EXERCISE AIM
Write out all lines holding the word "package".

(Stored data entries)

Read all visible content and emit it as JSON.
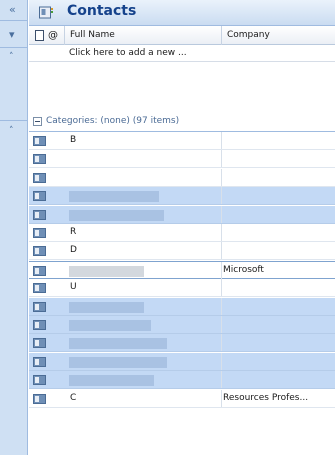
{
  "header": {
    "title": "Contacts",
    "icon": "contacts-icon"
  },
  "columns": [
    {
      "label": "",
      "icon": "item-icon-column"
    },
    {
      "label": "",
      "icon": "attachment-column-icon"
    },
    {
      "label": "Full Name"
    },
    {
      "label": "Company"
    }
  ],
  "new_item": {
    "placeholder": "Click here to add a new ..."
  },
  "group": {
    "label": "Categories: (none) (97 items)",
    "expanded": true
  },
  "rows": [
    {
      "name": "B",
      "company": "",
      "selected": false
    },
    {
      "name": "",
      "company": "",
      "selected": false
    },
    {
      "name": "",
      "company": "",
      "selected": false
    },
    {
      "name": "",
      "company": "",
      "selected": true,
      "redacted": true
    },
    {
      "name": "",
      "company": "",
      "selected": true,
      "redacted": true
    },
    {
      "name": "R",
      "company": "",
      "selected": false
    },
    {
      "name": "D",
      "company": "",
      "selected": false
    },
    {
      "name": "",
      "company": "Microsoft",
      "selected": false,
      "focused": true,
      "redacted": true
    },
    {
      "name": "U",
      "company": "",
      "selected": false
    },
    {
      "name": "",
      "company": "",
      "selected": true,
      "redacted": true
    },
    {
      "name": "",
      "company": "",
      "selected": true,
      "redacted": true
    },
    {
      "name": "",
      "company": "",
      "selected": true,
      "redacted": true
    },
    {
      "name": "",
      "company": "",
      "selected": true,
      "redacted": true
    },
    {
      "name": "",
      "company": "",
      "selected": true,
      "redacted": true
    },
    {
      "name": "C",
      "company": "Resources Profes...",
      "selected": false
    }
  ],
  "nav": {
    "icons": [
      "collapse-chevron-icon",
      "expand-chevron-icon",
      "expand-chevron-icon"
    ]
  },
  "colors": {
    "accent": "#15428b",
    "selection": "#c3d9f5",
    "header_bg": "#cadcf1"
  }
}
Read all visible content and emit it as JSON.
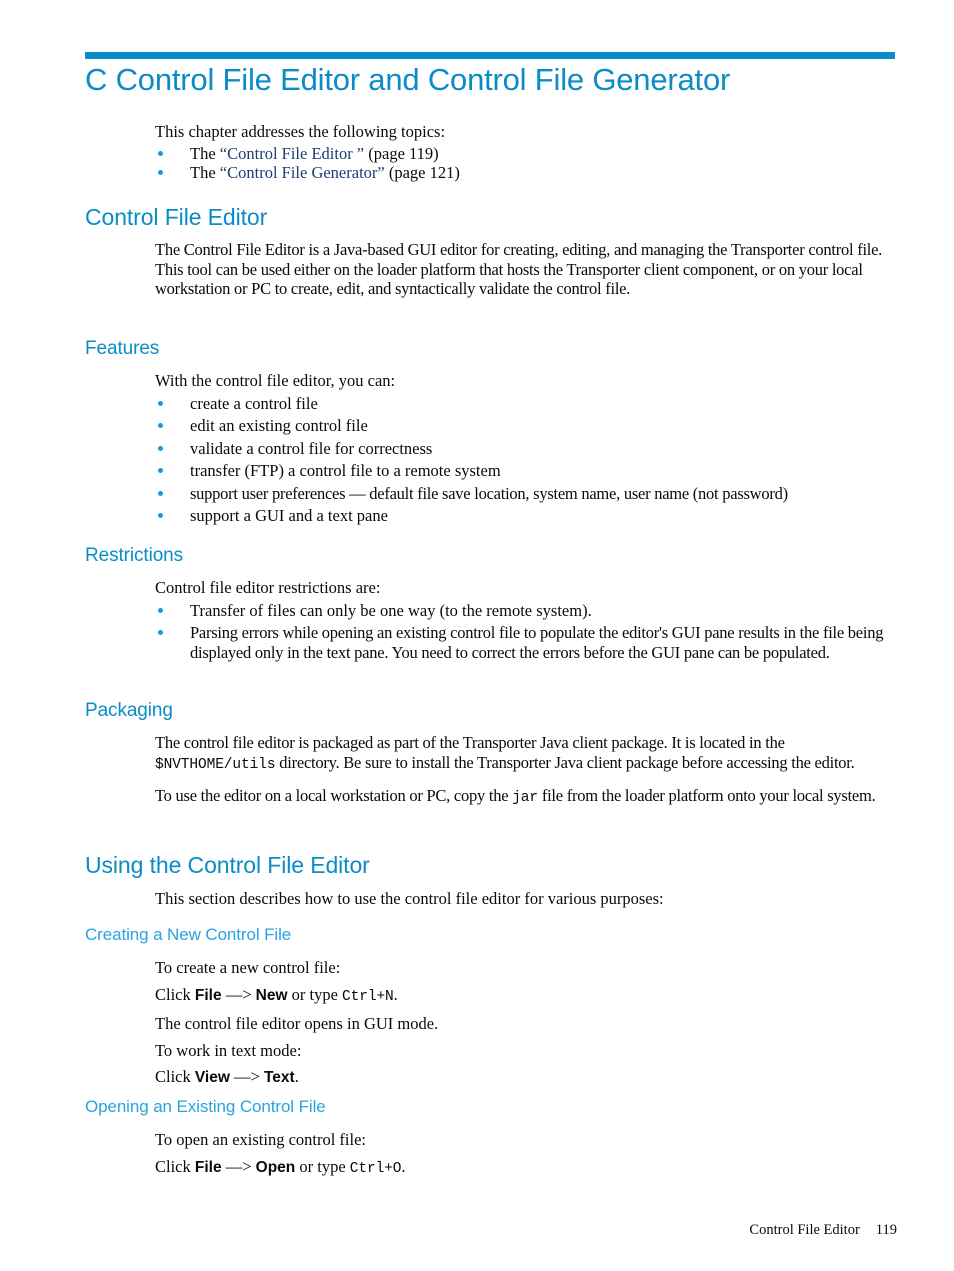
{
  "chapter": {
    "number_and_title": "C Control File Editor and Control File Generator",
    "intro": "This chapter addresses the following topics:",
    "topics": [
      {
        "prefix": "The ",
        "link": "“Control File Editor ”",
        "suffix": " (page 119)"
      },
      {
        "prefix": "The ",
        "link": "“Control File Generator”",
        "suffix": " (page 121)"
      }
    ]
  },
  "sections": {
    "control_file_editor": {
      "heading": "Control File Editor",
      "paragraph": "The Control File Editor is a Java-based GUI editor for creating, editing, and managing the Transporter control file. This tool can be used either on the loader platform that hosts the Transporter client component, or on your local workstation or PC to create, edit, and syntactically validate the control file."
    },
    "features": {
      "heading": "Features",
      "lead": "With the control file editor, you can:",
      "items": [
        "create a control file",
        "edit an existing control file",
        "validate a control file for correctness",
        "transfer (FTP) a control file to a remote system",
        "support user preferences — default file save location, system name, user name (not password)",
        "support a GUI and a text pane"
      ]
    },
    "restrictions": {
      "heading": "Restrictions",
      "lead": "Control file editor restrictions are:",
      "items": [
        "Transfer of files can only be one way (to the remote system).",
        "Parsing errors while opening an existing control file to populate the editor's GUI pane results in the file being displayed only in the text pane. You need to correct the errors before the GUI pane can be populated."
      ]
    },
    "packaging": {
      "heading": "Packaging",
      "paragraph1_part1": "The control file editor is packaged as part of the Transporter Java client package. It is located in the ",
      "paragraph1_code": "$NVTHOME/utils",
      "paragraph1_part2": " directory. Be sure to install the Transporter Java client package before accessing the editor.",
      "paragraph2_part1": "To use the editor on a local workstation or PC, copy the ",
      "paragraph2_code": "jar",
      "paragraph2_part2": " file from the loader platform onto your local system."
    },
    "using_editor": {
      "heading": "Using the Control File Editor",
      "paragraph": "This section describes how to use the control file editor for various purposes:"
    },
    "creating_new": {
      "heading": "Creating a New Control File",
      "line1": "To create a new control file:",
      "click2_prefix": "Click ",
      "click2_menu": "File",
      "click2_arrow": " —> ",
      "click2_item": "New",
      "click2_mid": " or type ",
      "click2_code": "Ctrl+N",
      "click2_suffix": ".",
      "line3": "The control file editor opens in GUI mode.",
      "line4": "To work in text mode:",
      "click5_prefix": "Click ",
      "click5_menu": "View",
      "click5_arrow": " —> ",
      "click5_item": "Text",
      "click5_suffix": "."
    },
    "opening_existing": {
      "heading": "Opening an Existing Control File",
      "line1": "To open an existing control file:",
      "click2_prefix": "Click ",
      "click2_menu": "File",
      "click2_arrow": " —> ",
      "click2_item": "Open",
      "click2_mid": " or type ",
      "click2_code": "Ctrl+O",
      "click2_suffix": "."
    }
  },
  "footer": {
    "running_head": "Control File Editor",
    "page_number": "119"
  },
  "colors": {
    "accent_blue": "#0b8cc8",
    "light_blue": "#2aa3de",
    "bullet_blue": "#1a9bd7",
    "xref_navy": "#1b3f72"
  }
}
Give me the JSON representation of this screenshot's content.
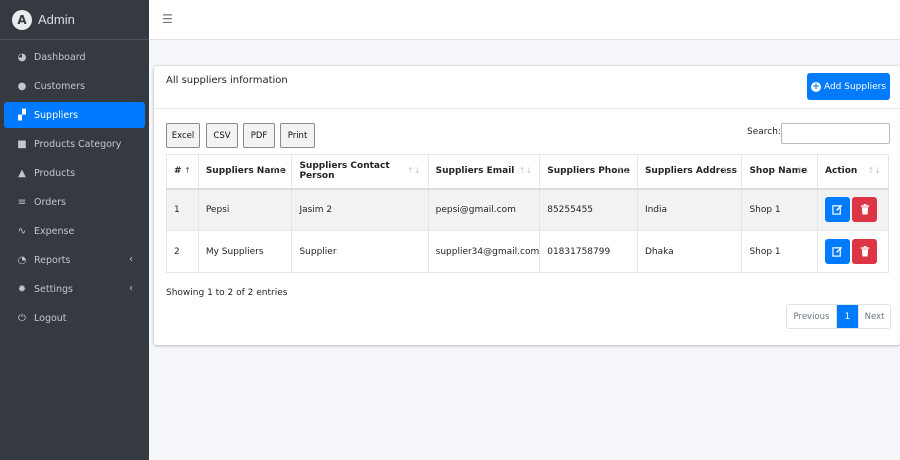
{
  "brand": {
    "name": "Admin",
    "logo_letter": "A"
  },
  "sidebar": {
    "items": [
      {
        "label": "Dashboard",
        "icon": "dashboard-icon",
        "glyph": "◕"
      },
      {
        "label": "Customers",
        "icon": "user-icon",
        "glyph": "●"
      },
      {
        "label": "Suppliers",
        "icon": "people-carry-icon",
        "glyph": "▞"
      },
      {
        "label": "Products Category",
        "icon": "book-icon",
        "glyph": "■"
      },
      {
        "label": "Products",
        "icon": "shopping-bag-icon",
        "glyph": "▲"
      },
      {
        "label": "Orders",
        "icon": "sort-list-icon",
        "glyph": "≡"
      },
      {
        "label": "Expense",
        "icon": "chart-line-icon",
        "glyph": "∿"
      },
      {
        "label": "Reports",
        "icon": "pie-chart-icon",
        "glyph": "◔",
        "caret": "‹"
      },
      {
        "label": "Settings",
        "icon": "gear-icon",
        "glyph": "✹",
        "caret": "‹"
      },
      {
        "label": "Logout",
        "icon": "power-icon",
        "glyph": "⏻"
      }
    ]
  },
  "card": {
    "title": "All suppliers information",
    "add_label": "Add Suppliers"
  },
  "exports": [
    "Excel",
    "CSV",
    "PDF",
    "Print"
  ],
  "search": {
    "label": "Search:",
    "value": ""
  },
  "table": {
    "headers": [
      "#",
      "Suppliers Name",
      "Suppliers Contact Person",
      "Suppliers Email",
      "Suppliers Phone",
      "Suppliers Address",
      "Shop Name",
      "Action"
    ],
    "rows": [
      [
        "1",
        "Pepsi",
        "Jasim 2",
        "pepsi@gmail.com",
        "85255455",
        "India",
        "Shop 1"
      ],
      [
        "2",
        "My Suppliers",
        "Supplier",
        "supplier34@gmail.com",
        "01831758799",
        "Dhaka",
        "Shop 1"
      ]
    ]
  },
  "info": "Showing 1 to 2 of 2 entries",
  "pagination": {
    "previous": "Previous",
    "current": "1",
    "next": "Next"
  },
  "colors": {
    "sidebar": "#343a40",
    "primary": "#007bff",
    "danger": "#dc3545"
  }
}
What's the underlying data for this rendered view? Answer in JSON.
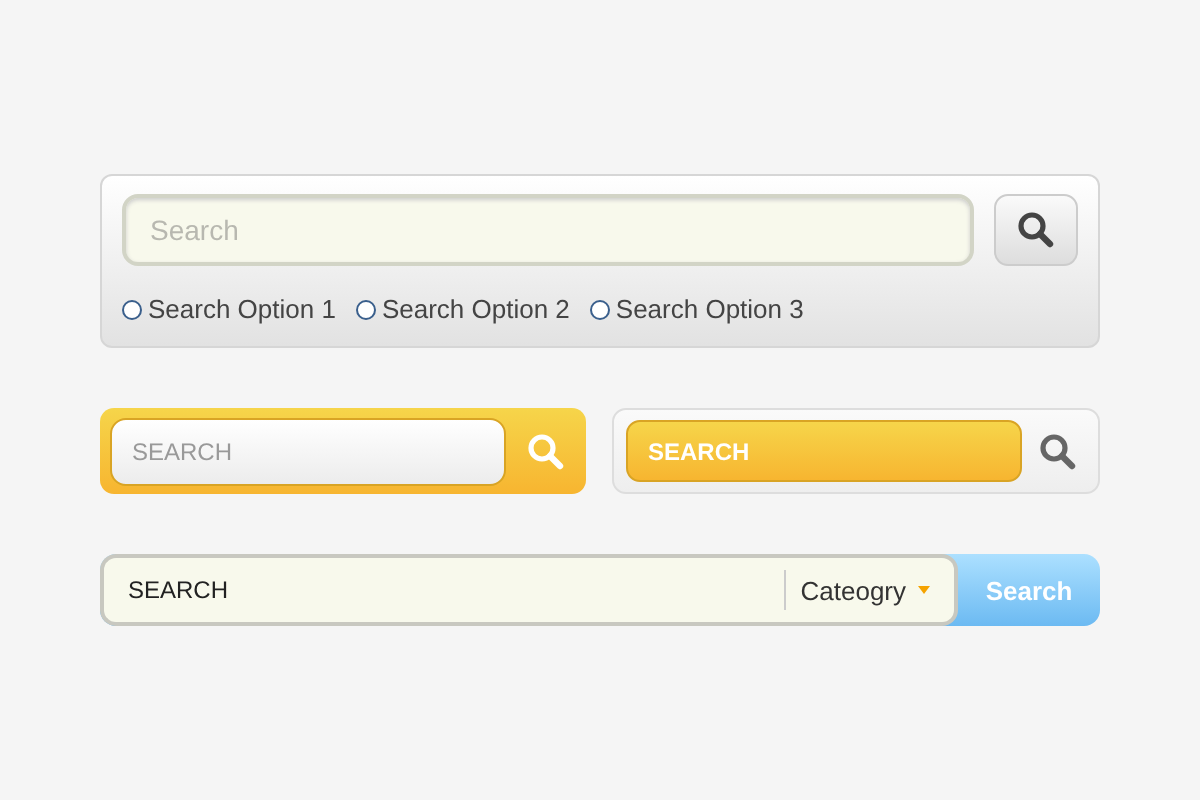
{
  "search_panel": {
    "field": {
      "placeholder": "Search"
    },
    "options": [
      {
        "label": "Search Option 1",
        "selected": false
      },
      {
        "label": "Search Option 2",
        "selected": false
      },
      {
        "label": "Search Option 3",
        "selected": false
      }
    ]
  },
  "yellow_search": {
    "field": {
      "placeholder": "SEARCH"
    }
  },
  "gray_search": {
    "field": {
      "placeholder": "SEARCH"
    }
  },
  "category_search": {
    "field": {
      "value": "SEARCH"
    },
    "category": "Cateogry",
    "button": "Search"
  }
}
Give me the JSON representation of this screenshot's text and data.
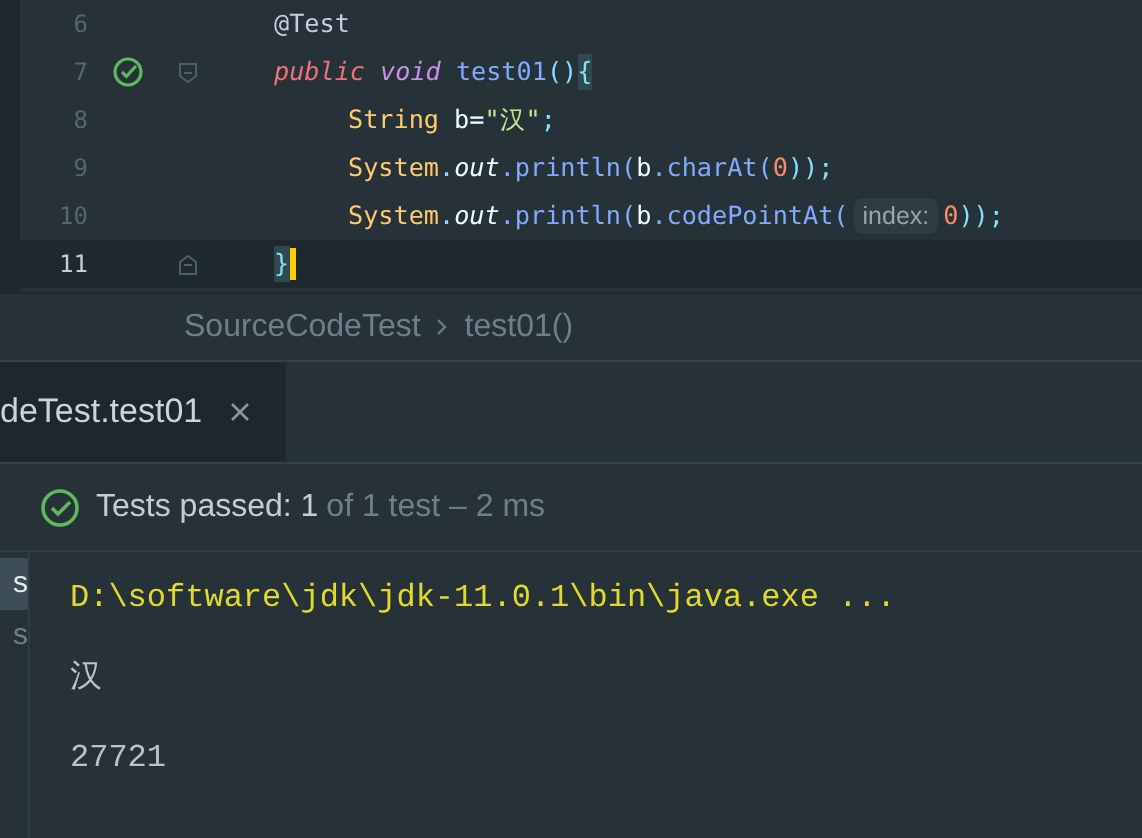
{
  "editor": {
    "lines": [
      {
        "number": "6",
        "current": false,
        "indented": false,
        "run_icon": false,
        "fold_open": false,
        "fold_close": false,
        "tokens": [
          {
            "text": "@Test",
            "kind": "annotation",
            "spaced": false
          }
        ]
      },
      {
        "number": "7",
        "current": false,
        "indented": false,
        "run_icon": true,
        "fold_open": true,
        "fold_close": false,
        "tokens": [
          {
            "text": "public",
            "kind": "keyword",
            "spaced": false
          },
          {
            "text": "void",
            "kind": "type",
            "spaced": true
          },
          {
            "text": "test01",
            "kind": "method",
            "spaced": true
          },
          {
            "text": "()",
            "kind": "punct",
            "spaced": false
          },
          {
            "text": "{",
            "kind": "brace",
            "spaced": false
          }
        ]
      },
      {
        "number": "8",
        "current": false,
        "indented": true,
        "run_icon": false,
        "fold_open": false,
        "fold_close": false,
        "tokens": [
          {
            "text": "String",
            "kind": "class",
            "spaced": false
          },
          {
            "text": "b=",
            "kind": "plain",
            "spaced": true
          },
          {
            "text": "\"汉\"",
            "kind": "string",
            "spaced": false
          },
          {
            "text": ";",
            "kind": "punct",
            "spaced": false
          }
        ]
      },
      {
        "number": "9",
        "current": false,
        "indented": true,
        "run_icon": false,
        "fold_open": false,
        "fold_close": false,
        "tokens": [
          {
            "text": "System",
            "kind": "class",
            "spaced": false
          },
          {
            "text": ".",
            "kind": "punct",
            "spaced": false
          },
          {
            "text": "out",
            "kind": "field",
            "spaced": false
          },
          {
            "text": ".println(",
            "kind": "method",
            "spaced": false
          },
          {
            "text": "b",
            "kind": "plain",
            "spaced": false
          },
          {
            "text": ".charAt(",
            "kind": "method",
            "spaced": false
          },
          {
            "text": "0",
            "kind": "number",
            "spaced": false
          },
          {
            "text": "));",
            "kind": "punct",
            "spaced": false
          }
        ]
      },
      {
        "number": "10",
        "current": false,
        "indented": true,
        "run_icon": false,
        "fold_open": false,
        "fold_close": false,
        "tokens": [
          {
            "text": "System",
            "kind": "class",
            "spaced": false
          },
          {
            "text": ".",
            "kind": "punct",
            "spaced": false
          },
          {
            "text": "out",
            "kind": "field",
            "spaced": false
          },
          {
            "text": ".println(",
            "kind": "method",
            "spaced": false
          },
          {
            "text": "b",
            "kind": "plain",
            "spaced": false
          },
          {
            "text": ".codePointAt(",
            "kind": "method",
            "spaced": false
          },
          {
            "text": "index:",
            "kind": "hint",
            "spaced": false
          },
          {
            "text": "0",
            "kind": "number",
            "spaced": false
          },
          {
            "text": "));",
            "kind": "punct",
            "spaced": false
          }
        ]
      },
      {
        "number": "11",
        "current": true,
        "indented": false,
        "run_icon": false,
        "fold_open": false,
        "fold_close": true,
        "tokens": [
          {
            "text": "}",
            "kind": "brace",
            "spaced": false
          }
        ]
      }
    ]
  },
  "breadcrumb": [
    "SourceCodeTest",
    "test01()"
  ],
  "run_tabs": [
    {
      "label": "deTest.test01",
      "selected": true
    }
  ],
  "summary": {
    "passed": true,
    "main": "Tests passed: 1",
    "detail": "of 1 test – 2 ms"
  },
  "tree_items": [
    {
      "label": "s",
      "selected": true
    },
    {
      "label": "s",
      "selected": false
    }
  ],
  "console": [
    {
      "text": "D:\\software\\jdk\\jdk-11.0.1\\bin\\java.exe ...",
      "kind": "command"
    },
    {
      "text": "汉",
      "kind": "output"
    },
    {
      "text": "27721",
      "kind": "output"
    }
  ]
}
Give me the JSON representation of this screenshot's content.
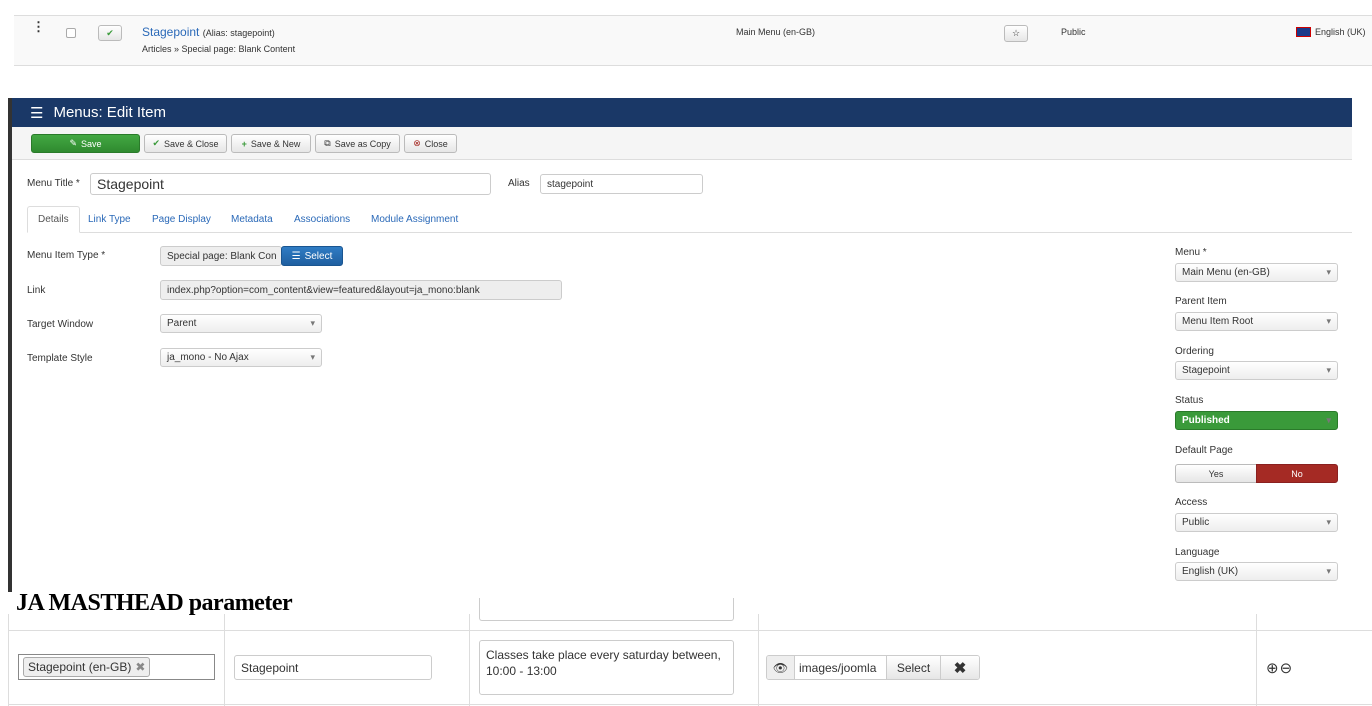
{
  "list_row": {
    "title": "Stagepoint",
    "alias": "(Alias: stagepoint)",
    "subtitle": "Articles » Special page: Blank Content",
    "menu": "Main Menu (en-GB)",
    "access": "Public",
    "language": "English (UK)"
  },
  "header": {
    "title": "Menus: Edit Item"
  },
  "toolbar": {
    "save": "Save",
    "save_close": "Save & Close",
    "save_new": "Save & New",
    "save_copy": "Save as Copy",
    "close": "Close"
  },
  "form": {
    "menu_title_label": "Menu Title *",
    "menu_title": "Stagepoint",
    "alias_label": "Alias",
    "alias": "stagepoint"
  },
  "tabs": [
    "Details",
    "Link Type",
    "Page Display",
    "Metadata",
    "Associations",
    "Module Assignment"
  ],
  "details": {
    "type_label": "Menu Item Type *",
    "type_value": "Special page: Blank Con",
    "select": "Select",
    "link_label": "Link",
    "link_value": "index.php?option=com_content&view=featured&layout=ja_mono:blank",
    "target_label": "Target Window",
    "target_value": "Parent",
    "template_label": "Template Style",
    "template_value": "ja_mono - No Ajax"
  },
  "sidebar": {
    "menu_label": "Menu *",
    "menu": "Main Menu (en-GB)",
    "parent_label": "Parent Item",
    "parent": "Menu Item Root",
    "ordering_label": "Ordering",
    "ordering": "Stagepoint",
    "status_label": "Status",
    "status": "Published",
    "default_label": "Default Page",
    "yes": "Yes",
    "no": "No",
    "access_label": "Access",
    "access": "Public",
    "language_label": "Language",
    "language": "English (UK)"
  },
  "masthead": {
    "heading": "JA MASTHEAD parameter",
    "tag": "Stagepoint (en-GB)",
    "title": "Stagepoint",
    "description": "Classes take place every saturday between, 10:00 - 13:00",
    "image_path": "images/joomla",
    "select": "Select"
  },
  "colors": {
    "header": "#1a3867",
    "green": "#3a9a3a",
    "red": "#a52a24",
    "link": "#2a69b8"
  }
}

EXPECTED OUTPUT
      "paragraph1_part1": "The control file editor is packaged as part of the Transporter Java client package. It is located in the ",
      "paragraph1_part2": " directory. Be sure to install the Transporter Java client package before accessing the editor.",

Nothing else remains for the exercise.